(Figure record extracts)
^^^^^^^^^^^^^^^^
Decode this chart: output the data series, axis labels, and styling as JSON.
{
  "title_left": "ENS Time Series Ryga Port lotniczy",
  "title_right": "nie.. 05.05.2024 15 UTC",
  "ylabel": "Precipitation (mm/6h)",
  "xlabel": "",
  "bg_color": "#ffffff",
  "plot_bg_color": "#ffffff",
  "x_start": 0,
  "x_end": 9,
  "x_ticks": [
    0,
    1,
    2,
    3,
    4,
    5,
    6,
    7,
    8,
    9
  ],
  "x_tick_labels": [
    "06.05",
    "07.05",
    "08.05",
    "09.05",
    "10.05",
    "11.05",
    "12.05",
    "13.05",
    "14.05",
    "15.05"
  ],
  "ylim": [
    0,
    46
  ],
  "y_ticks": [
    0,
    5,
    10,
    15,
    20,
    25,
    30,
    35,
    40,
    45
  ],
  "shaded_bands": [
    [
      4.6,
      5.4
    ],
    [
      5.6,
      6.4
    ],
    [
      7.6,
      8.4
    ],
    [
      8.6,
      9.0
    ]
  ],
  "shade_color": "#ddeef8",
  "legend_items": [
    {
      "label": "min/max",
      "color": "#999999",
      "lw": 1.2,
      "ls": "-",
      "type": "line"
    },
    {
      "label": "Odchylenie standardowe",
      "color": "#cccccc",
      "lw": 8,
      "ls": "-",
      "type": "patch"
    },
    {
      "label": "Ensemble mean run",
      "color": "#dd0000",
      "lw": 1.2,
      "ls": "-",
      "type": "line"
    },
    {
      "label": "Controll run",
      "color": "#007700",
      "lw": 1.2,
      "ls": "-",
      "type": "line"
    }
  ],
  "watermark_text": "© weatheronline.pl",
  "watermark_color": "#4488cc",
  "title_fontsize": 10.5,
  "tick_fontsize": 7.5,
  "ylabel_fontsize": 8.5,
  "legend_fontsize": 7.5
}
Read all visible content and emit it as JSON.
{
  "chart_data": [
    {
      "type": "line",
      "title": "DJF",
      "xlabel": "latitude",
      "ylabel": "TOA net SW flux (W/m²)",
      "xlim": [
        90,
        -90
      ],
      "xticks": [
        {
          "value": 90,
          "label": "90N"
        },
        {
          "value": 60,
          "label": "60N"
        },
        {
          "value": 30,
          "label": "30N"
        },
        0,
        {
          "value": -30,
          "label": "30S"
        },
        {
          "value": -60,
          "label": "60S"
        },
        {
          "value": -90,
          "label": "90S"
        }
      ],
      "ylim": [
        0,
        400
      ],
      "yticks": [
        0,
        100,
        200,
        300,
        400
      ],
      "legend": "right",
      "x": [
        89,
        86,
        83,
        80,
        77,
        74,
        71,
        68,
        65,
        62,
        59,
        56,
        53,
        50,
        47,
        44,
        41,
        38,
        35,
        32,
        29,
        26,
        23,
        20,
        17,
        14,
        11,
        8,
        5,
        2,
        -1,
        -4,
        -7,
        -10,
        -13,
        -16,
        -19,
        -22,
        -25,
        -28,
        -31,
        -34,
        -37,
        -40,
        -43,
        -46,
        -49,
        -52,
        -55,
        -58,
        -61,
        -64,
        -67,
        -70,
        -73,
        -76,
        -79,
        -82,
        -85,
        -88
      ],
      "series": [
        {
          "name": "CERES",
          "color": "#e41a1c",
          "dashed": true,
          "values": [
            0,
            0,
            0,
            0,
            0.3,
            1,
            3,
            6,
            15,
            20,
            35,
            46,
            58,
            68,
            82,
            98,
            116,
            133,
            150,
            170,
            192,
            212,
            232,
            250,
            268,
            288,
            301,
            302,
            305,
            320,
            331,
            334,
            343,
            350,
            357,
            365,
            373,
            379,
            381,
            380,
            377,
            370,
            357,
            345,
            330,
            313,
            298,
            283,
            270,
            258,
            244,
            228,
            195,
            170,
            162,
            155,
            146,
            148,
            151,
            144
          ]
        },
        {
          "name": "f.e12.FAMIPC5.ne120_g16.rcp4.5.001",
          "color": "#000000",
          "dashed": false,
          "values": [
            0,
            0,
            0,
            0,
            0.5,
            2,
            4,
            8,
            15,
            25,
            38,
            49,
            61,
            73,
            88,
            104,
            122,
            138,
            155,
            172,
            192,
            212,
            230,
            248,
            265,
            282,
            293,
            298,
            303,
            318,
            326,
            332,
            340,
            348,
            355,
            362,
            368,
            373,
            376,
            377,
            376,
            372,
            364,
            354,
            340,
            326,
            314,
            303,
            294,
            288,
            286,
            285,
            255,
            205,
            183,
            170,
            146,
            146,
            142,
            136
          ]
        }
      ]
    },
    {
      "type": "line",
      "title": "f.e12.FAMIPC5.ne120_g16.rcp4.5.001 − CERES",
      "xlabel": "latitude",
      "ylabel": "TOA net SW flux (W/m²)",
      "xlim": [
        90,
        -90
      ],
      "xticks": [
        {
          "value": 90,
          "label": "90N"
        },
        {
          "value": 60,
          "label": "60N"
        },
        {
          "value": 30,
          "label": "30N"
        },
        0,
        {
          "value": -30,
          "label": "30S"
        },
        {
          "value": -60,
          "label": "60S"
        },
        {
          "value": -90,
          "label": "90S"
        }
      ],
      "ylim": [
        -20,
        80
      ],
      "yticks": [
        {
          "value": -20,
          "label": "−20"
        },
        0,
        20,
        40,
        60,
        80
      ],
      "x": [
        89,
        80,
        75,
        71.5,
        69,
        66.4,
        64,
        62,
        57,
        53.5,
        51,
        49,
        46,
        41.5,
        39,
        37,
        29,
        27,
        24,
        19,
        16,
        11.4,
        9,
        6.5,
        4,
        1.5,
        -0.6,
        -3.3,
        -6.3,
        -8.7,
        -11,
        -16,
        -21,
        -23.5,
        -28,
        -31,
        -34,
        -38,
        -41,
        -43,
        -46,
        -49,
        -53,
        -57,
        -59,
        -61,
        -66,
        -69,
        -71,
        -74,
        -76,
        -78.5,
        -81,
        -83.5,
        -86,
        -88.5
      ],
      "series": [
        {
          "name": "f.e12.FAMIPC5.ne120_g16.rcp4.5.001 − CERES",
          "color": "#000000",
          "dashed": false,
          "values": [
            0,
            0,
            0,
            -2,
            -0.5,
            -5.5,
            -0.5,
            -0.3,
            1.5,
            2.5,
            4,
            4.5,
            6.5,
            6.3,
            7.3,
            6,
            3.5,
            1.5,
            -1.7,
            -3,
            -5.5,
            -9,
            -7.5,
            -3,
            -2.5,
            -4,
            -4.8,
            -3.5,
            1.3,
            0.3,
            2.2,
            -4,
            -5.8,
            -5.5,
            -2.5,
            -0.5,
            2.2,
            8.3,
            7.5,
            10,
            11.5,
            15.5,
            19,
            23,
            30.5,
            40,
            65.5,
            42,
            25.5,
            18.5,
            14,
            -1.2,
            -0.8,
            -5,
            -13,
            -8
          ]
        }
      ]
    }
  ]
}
^^^^^^^^^^^^^^^^
*AIM:* Determine how many lines in the data above contain the string "CERES". Give nothing except the number.

*ANSWER TO THIS EXERCISE:* 3